Task inputs ->

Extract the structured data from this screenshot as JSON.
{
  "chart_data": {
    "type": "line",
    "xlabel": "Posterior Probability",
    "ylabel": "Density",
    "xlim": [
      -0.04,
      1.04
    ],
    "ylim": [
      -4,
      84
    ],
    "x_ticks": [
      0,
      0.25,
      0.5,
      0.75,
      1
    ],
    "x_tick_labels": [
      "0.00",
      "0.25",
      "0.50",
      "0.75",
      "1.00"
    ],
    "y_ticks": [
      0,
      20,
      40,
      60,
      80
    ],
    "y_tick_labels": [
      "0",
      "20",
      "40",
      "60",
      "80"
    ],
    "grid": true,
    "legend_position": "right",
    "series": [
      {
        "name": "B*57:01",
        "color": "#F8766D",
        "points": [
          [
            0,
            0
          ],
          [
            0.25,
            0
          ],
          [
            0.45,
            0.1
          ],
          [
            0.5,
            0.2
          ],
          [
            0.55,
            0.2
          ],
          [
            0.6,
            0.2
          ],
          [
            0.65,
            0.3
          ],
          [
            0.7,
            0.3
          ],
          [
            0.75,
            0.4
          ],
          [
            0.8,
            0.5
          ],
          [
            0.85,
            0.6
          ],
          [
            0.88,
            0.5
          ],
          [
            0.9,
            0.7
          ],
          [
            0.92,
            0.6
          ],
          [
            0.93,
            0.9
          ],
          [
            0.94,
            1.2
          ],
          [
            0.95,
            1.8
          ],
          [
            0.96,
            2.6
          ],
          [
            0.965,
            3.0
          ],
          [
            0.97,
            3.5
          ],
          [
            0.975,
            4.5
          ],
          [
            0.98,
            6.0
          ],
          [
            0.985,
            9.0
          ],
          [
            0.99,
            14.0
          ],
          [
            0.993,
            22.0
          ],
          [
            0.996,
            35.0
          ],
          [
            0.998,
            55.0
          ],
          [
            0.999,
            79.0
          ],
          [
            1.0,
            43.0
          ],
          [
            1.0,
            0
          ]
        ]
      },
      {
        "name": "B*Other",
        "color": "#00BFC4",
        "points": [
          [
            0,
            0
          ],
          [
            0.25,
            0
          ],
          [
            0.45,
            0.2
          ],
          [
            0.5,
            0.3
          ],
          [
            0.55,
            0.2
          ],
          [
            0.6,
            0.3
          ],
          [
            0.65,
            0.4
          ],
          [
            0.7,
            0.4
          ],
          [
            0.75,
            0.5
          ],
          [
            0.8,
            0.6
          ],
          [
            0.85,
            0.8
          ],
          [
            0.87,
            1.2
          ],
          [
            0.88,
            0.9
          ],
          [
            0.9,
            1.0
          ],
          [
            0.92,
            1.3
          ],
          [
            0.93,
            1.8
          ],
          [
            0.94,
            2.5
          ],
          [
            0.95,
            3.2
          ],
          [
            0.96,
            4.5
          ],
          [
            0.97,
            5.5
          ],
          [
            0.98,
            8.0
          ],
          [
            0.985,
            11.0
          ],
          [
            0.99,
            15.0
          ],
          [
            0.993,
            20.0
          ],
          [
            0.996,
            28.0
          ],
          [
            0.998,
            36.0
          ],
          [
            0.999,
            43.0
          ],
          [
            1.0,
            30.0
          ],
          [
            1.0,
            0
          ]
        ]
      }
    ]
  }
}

Direction ->
Each line above must be printed exactly as it appears.

Complete output ->
Extract the structured data from this screenshot as JSON.
{
  "chart_data": {
    "type": "line",
    "xlabel": "Posterior Probability",
    "ylabel": "Density",
    "xlim": [
      -0.04,
      1.04
    ],
    "ylim": [
      -4,
      84
    ],
    "x_ticks": [
      0,
      0.25,
      0.5,
      0.75,
      1
    ],
    "x_tick_labels": [
      "0.00",
      "0.25",
      "0.50",
      "0.75",
      "1.00"
    ],
    "y_ticks": [
      0,
      20,
      40,
      60,
      80
    ],
    "y_tick_labels": [
      "0",
      "20",
      "40",
      "60",
      "80"
    ],
    "grid": true,
    "legend_position": "right",
    "series": [
      {
        "name": "B*57:01",
        "color": "#F8766D",
        "points": [
          [
            0,
            0
          ],
          [
            0.25,
            0
          ],
          [
            0.45,
            0.1
          ],
          [
            0.5,
            0.2
          ],
          [
            0.55,
            0.2
          ],
          [
            0.6,
            0.2
          ],
          [
            0.65,
            0.3
          ],
          [
            0.7,
            0.3
          ],
          [
            0.75,
            0.4
          ],
          [
            0.8,
            0.5
          ],
          [
            0.85,
            0.6
          ],
          [
            0.88,
            0.5
          ],
          [
            0.9,
            0.7
          ],
          [
            0.92,
            0.6
          ],
          [
            0.93,
            0.9
          ],
          [
            0.94,
            1.2
          ],
          [
            0.95,
            1.8
          ],
          [
            0.96,
            2.6
          ],
          [
            0.965,
            3.0
          ],
          [
            0.97,
            3.5
          ],
          [
            0.975,
            4.5
          ],
          [
            0.98,
            6.0
          ],
          [
            0.985,
            9.0
          ],
          [
            0.99,
            14.0
          ],
          [
            0.993,
            22.0
          ],
          [
            0.996,
            35.0
          ],
          [
            0.998,
            55.0
          ],
          [
            0.999,
            79.0
          ],
          [
            1.0,
            43.0
          ],
          [
            1.0,
            0
          ]
        ]
      },
      {
        "name": "B*Other",
        "color": "#00BFC4",
        "points": [
          [
            0,
            0
          ],
          [
            0.25,
            0
          ],
          [
            0.45,
            0.2
          ],
          [
            0.5,
            0.3
          ],
          [
            0.55,
            0.2
          ],
          [
            0.6,
            0.3
          ],
          [
            0.65,
            0.4
          ],
          [
            0.7,
            0.4
          ],
          [
            0.75,
            0.5
          ],
          [
            0.8,
            0.6
          ],
          [
            0.85,
            0.8
          ],
          [
            0.87,
            1.2
          ],
          [
            0.88,
            0.9
          ],
          [
            0.9,
            1.0
          ],
          [
            0.92,
            1.3
          ],
          [
            0.93,
            1.8
          ],
          [
            0.94,
            2.5
          ],
          [
            0.95,
            3.2
          ],
          [
            0.96,
            4.5
          ],
          [
            0.97,
            5.5
          ],
          [
            0.98,
            8.0
          ],
          [
            0.985,
            11.0
          ],
          [
            0.99,
            15.0
          ],
          [
            0.993,
            20.0
          ],
          [
            0.996,
            28.0
          ],
          [
            0.998,
            36.0
          ],
          [
            0.999,
            43.0
          ],
          [
            1.0,
            30.0
          ],
          [
            1.0,
            0
          ]
        ]
      }
    ]
  }
}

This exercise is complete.